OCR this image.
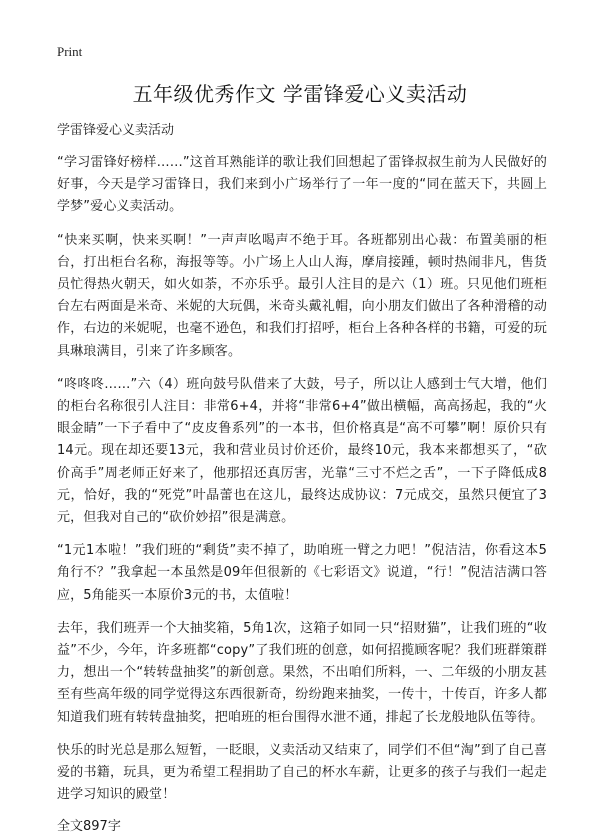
Print
五年级优秀作文 学雷锋爱心义卖活动

学雷锋爱心义卖活动

“学习雷锋好榜样……”这首耳熟能详的歌让我们回想起了雷锋叔叔生前为人民做好的好事，今天是学习雷锋日，我们来到小广场举行了一年一度的“同在蓝天下，共圆上学梦”爱心义卖活动。

“快来买啊，快来买啊！”一声声吆喝声不绝于耳。各班都别出心裁：布置美丽的柜台，打出柜台名称，海报等等。小广场上人山人海，摩肩接踵，顿时热闹非凡，售货员忙得热火朝天，如火如荼，不亦乐乎。最引人注目的是六（1）班。只见他们班柜台左右两面是米奇、米妮的大玩偶，米奇头戴礼帽，向小朋友们做出了各种滑稽的动作，右边的米妮呢，也毫不逊色，和我们打招呼，柜台上各种各样的书籍，可爱的玩具琳琅满目，引来了许多顾客。

“咚咚咚……”六（4）班向鼓号队借来了大鼓，号子，所以让人感到士气大增，他们的柜台名称很引人注目：非常6+4，并将“非常6+4”做出横幅，高高扬起，我的“火眼金睛”一下子看中了“皮皮鲁系列”的一本书，但价格真是“高不可攀”啊！原价只有14元。现在却还要13元，我和营业员讨价还价，最终10元，我本来都想买了，“砍价高手”周老师正好来了，他那招还真厉害，光靠“三寸不烂之舌”，一下子降低成8元，恰好，我的“死党”叶晶蕾也在这儿，最终达成协议：7元成交，虽然只便宜了3元，但我对自己的“砍价妙招”很是满意。

“1元1本啦！”我们班的“剩货”卖不掉了，助咱班一臂之力吧！”倪洁洁，你看这本5角行不？”我拿起一本虽然是09年但很新的《七彩语文》说道，“行！”倪洁洁满口答应，5角能买一本原价3元的书，太值啦！

去年，我们班弄一个大抽奖箱，5角1次，这箱子如同一只“招财猫”，让我们班的“收益”不少，今年，许多班都“copy”了我们班的创意，如何招揽顾客呢？我们班群策群力，想出一个“转转盘抽奖”的新创意。果然，不出咱们所料，一、二年级的小朋友甚至有些高年级的同学觉得这东西很新奇，纷纷跑来抽奖，一传十，十传百，许多人都知道我们班有转转盘抽奖，把咱班的柜台围得水泄不通，排起了长龙般地队伍等待。

快乐的时光总是那么短暂，一眨眼，义卖活动又结束了，同学们不但“淘”到了自己喜爱的书籍，玩具，更为希望工程捐助了自己的杯水车薪，让更多的孩子与我们一起走进学习知识的殿堂！

全文897字
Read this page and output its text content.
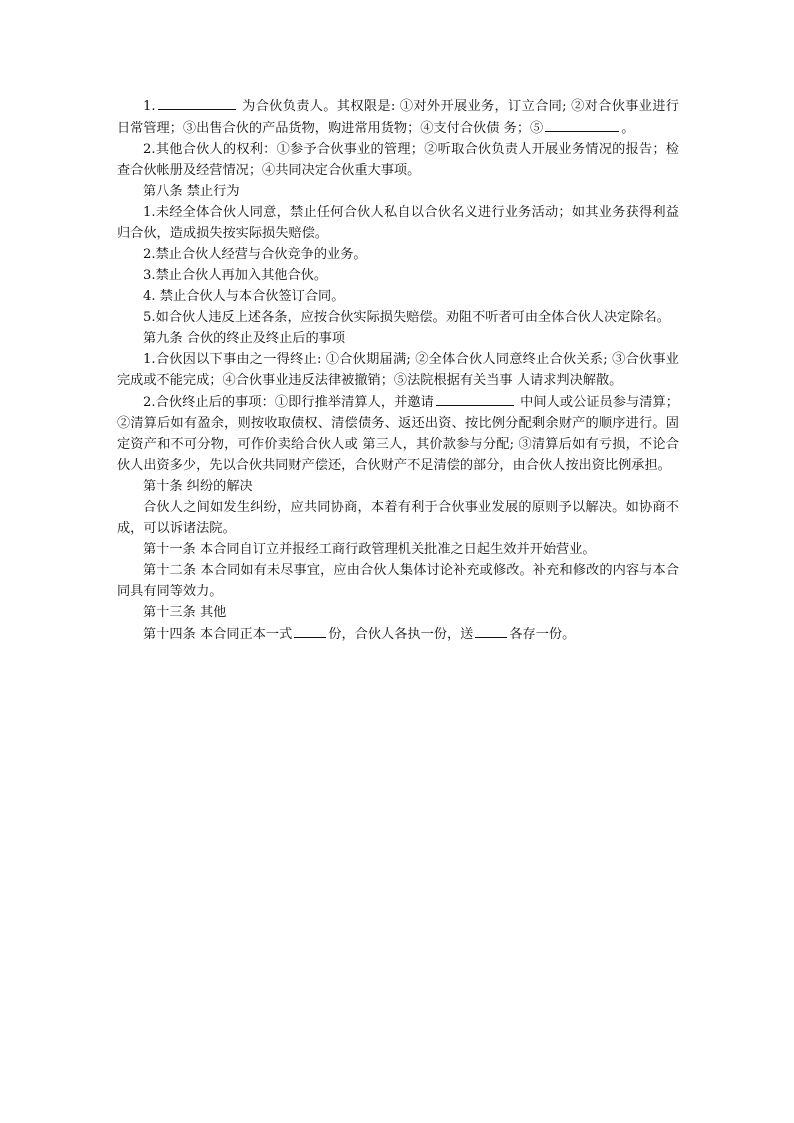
1.	为合伙负责人。其权限是: ①对外开展业务，订立合同; ②对合伙事业进行日常管理；③出售合伙的产品货物，购进常用货物；④支付合伙债 务；⑤	。

2.其他合伙人的权利：①参予合伙事业的管理；②听取合伙负责人开展业务情况的报告；检查合伙帐册及经营情况；④共同决定合伙重大事项。

第八条 禁止行为

1.未经全体合伙人同意，禁止任何合伙人私自以合伙名义进行业务活动；如其业务获得利益归合伙，造成损失按实际损失赔偿。

2.禁止合伙人经营与合伙竞争的业务。

3.禁止合伙人再加入其他合伙。

4. 禁止合伙人与本合伙签订合同。

5.如合伙人违反上述各条，应按合伙实际损失赔偿。劝阻不听者可由全体合伙人决定除名。

第九条 合伙的终止及终止后的事项

1.合伙因以下事由之一得终止: ①合伙期届满; ②全体合伙人同意终止合伙关系; ③合伙事业完成或不能完成；④合伙事业违反法律被撤销；⑤法院根据有关当事 人请求判决解散。

2.合伙终止后的事项：①即行推举清算人，并邀请	中间人或公证员参与清算；②清算后如有盈余，则按收取债权、清偿债务、返还出资、按比例分配剩余财产的顺序进行。固定资产和不可分物，可作价卖给合伙人或 第三人，其价款参与分配; ③清算后如有亏损，不论合伙人出资多少，先以合伙共同财产偿还，合伙财产不足清偿的部分，由合伙人按出资比例承担。

第十条 纠纷的解决

合伙人之间如发生纠纷，应共同协商，本着有利于合伙事业发展的原则予以解决。如协商不成，可以诉诸法院。

第十一条 本合同自订立并报经工商行政管理机关批准之日起生效并开始营业。

第十二条 本合同如有未尽事宜，应由合伙人集体讨论补充或修改。补充和修改的内容与本合同具有同等效力。

第十三条 其他

第十四条 本合同正本一式	份，合伙人各执一份，送	各存一份。
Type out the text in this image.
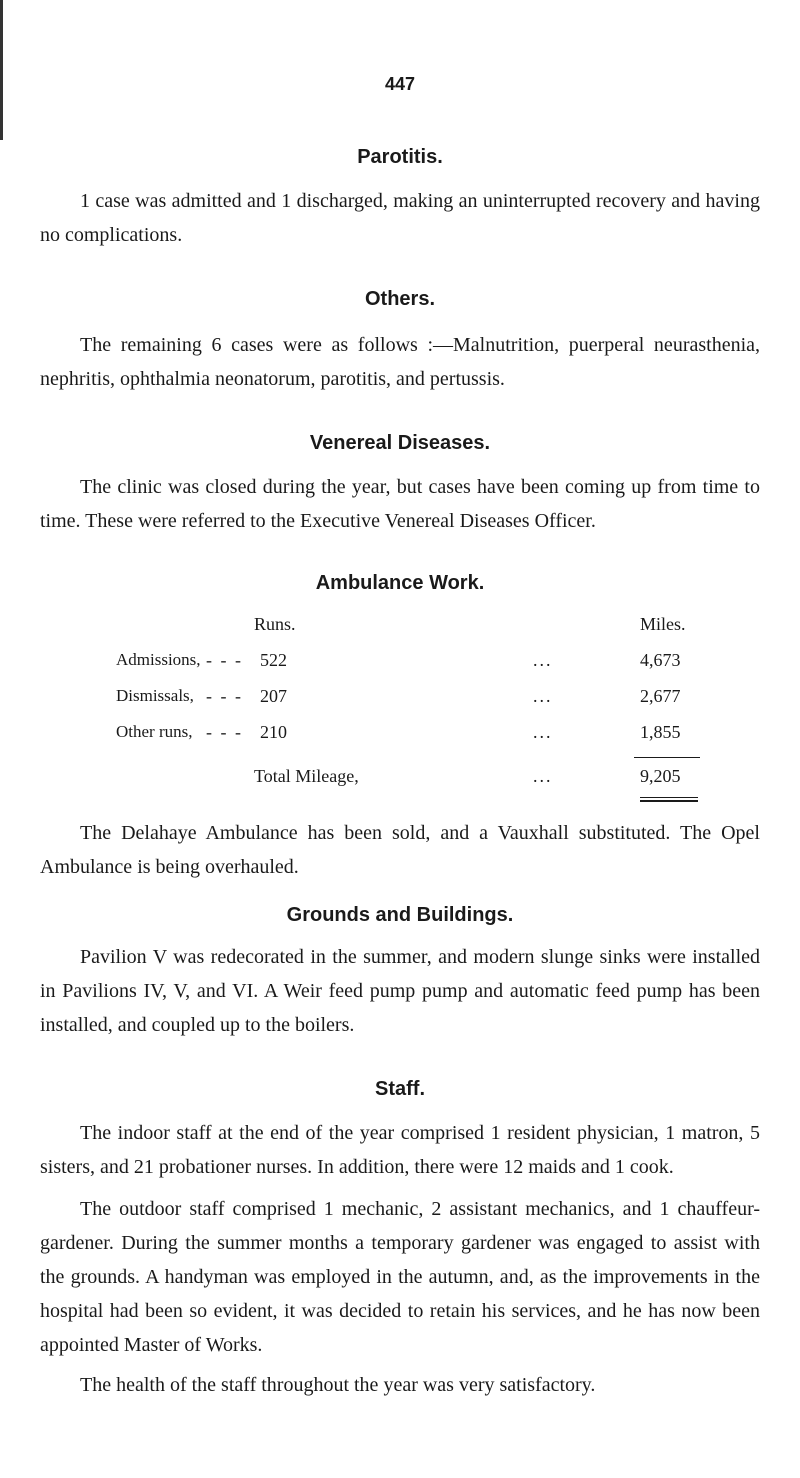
447
Parotitis.

1 case was admitted and 1 discharged, making an uninterrupted recovery and having no complications.

Others.

The remaining 6 cases were as follows :—Malnutrition, puerperal neurasthenia, nephritis, ophthalmia neonatorum, parotitis, and pertussis.

Venereal Diseases.

The clinic was closed during the year, but cases have been coming up from time to time. These were referred to the Executive Venereal Diseases Officer.

Ambulance Work.
Runs.	Miles.
Admissions, - - - 522	...	4,673
Dismissals, - - - 207	...	2,677
Other runs, - - - 210	...	1,855
Total Mileage,	...	9,205

The Delahaye Ambulance has been sold, and a Vauxhall substituted. The Opel Ambulance is being overhauled.

Grounds and Buildings.

Pavilion V was redecorated in the summer, and modern slunge sinks were installed in Pavilions IV, V, and VI. A Weir feed pump pump and automatic feed pump has been installed, and coupled up to the boilers.

Staff.

The indoor staff at the end of the year comprised 1 resident physician, 1 matron, 5 sisters, and 21 probationer nurses. In addition, there were 12 maids and 1 cook.

The outdoor staff comprised 1 mechanic, 2 assistant mechanics, and 1 chauffeur-gardener. During the summer months a temporary gardener was engaged to assist with the grounds. A handyman was employed in the autumn, and, as the improvements in the hospital had been so evident, it was decided to retain his services, and he has now been appointed Master of Works.

The health of the staff throughout the year was very satisfactory.
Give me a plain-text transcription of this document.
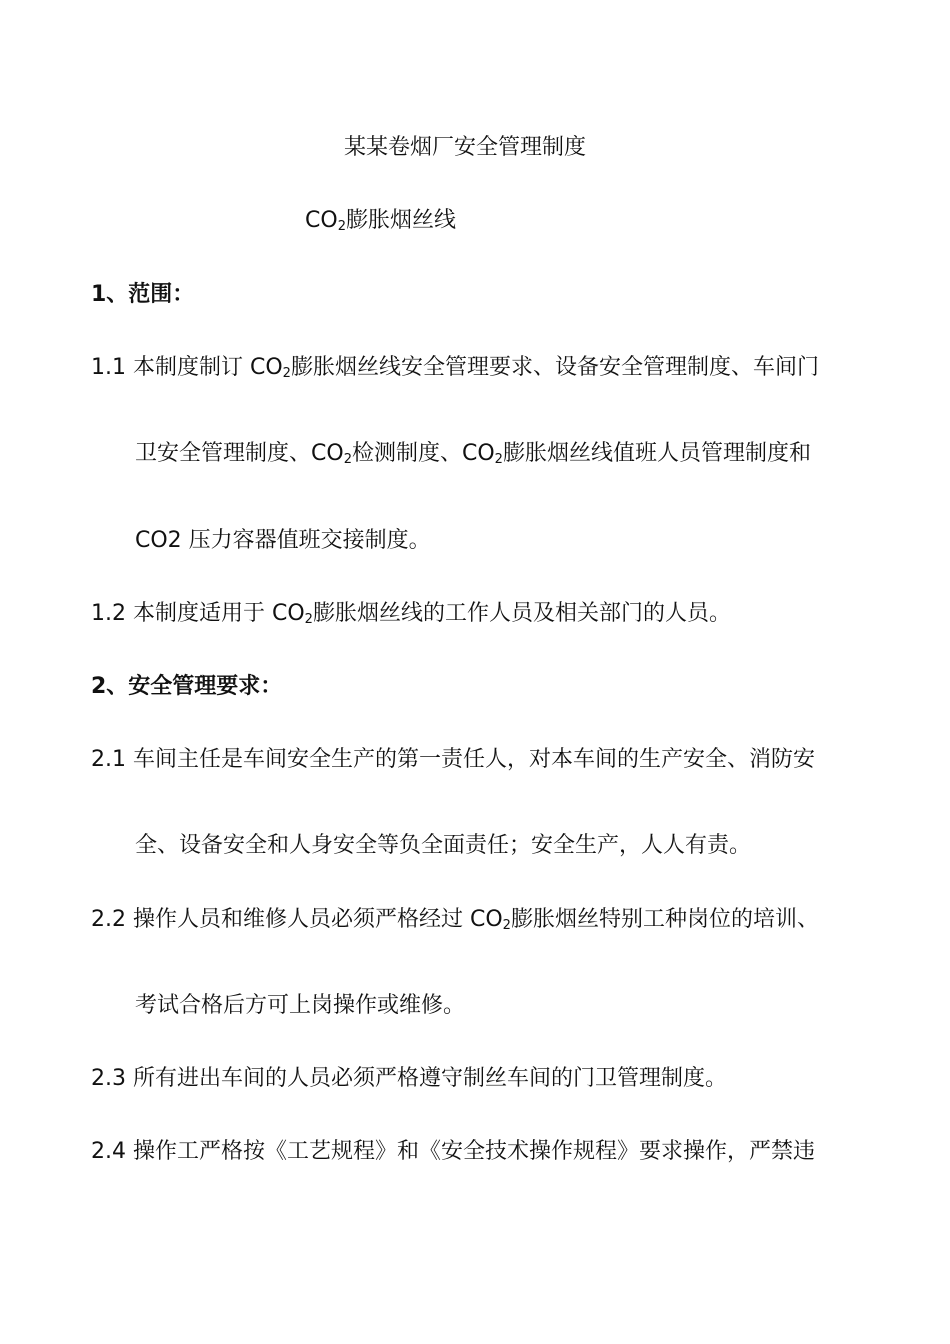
某某卷烟厂安全管理制度
$CO_2$膨胀烟丝线
1、范围：
1.1 本制度制订 $CO_2$膨胀烟丝线安全管理要求、设备安全管理制度、车间门
卫安全管理制度、$CO_2$检测制度、$CO_2$膨胀烟丝线值班人员管理制度和
CO2 压力容器值班交接制度。
1.2 本制度适用于 $CO_2$膨胀烟丝线的工作人员及相关部门的人员。
2、安全管理要求：
2.1 车间主任是车间安全生产的第一责任人，对本车间的生产安全、消防安
全、设备安全和人身安全等负全面责任；安全生产，人人有责。
2.2 操作人员和维修人员必须严格经过 $CO_2$膨胀烟丝特别工种岗位的培训、
考试合格后方可上岗操作或维修。
2.3 所有进出车间的人员必须严格遵守制丝车间的门卫管理制度。
2.4 操作工严格按《工艺规程》和《安全技术操作规程》要求操作，严禁违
□ □ □
Repeat the listing in full and exactly. Leave any pictures out.

■ Solution:
OCR this image.
Print
五年级优秀作文 学雷锋爱心义卖活动

学雷锋爱心义卖活动

“学习雷锋好榜样……”这首耳熟能详的歌让我们回想起了雷锋叔叔生前为人民做好的好事，今天是学习雷锋日，我们来到小广场举行了一年一度的“同在蓝天下，共圆上学梦”爱心义卖活动。

“快来买啊，快来买啊！”一声声吆喝声不绝于耳。各班都别出心裁：布置美丽的柜台，打出柜台名称，海报等等。小广场上人山人海，摩肩接踵，顿时热闹非凡，售货员忙得热火朝天，如火如荼，不亦乐乎。最引人注目的是六（1）班。只见他们班柜台左右两面是米奇、米妮的大玩偶，米奇头戴礼帽，向小朋友们做出了各种滑稽的动作，右边的米妮呢，也毫不逊色，和我们打招呼，柜台上各种各样的书籍，可爱的玩具琳琅满目，引来了许多顾客。

“咚咚咚……”六（4）班向鼓号队借来了大鼓，号子，所以让人感到士气大增，他们的柜台名称很引人注目：非常6+4，并将“非常6+4”做出横幅，高高扬起，我的“火眼金睛”一下子看中了“皮皮鲁系列”的一本书，但价格真是“高不可攀”啊！原价只有14元。现在却还要13元，我和营业员讨价还价，最终10元，我本来都想买了，“砍价高手”周老师正好来了，他那招还真厉害，光靠“三寸不烂之舌”，一下子降低成8元，恰好，我的“死党”叶晶蕾也在这儿，最终达成协议：7元成交，虽然只便宜了3元，但我对自己的“砍价妙招”很是满意。

“1元1本啦！”我们班的“剩货”卖不掉了，助咱班一臂之力吧！”倪洁洁，你看这本5角行不？”我拿起一本虽然是09年但很新的《七彩语文》说道，“行！”倪洁洁满口答应，5角能买一本原价3元的书，太值啦！

去年，我们班弄一个大抽奖箱，5角1次，这箱子如同一只“招财猫”，让我们班的“收益”不少，今年，许多班都“copy”了我们班的创意，如何招揽顾客呢？我们班群策群力，想出一个“转转盘抽奖”的新创意。果然，不出咱们所料，一、二年级的小朋友甚至有些高年级的同学觉得这东西很新奇，纷纷跑来抽奖，一传十，十传百，许多人都知道我们班有转转盘抽奖，把咱班的柜台围得水泄不通，排起了长龙般地队伍等待。

快乐的时光总是那么短暂，一眨眼，义卖活动又结束了，同学们不但“淘”到了自己喜爱的书籍，玩具，更为希望工程捐助了自己的杯水车薪，让更多的孩子与我们一起走进学习知识的殿堂！

全文897字
Read this page and output its text content.
1.	为合伙负责人。其权限是: ①对外开展业务，订立合同; ②对合伙事业进行日常管理；③出售合伙的产品货物，购进常用货物；④支付合伙债 务；⑤	。

2.其他合伙人的权利：①参予合伙事业的管理；②听取合伙负责人开展业务情况的报告；检查合伙帐册及经营情况；④共同决定合伙重大事项。

第八条 禁止行为

1.未经全体合伙人同意，禁止任何合伙人私自以合伙名义进行业务活动；如其业务获得利益归合伙，造成损失按实际损失赔偿。

2.禁止合伙人经营与合伙竞争的业务。

3.禁止合伙人再加入其他合伙。

4. 禁止合伙人与本合伙签订合同。

5.如合伙人违反上述各条，应按合伙实际损失赔偿。劝阻不听者可由全体合伙人决定除名。

第九条 合伙的终止及终止后的事项

1.合伙因以下事由之一得终止: ①合伙期届满; ②全体合伙人同意终止合伙关系; ③合伙事业完成或不能完成；④合伙事业违反法律被撤销；⑤法院根据有关当事 人请求判决解散。

2.合伙终止后的事项：①即行推举清算人，并邀请	中间人或公证员参与清算；②清算后如有盈余，则按收取债权、清偿债务、返还出资、按比例分配剩余财产的顺序进行。固定资产和不可分物，可作价卖给合伙人或 第三人，其价款参与分配; ③清算后如有亏损，不论合伙人出资多少，先以合伙共同财产偿还，合伙财产不足清偿的部分，由合伙人按出资比例承担。

第十条 纠纷的解决

合伙人之间如发生纠纷，应共同协商，本着有利于合伙事业发展的原则予以解决。如协商不成，可以诉诸法院。

第十一条 本合同自订立并报经工商行政管理机关批准之日起生效并开始营业。

第十二条 本合同如有未尽事宜，应由合伙人集体讨论补充或修改。补充和修改的内容与本合同具有同等效力。

第十三条 其他

第十四条 本合同正本一式	份，合伙人各执一份，送	各存一份。
Type out the text in this image.
447
Parotitis.

1 case was admitted and 1 discharged, making an uninterrupted recovery and having no complications.

Others.

The remaining 6 cases were as follows :—Malnutrition, puerperal neurasthenia, nephritis, ophthalmia neonatorum, parotitis, and pertussis.

Venereal Diseases.

The clinic was closed during the year, but cases have been coming up from time to time. These were referred to the Executive Venereal Diseases Officer.

Ambulance Work.
Runs.	Miles.
Admissions, - - - 522	...	4,673
Dismissals, - - - 207	...	2,677
Other runs, - - - 210	...	1,855
Total Mileage,	...	9,205

The Delahaye Ambulance has been sold, and a Vauxhall substituted. The Opel Ambulance is being overhauled.

Grounds and Buildings.

Pavilion V was redecorated in the summer, and modern slunge sinks were installed in Pavilions IV, V, and VI. A Weir feed pump pump and automatic feed pump has been installed, and coupled up to the boilers.

Staff.

The indoor staff at the end of the year comprised 1 resident physician, 1 matron, 5 sisters, and 21 probationer nurses. In addition, there were 12 maids and 1 cook.

The outdoor staff comprised 1 mechanic, 2 assistant mechanics, and 1 chauffeur-gardener. During the summer months a temporary gardener was engaged to assist with the grounds. A handyman was employed in the autumn, and, as the improvements in the hospital had been so evident, it was decided to retain his services, and he has now been appointed Master of Works.

The health of the staff throughout the year was very satisfactory.
Give me a plain-text transcription of this document.
某某卷烟厂安全管理制度
$CO_2$膨胀烟丝线
1、范围：
1.1 本制度制订 $CO_2$膨胀烟丝线安全管理要求、设备安全管理制度、车间门
卫安全管理制度、$CO_2$检测制度、$CO_2$膨胀烟丝线值班人员管理制度和
CO2 压力容器值班交接制度。
1.2 本制度适用于 $CO_2$膨胀烟丝线的工作人员及相关部门的人员。
2、安全管理要求：
2.1 车间主任是车间安全生产的第一责任人，对本车间的生产安全、消防安
全、设备安全和人身安全等负全面责任；安全生产，人人有责。
2.2 操作人员和维修人员必须严格经过 $CO_2$膨胀烟丝特别工种岗位的培训、
考试合格后方可上岗操作或维修。
2.3 所有进出车间的人员必须严格遵守制丝车间的门卫管理制度。
2.4 操作工严格按《工艺规程》和《安全技术操作规程》要求操作，严禁违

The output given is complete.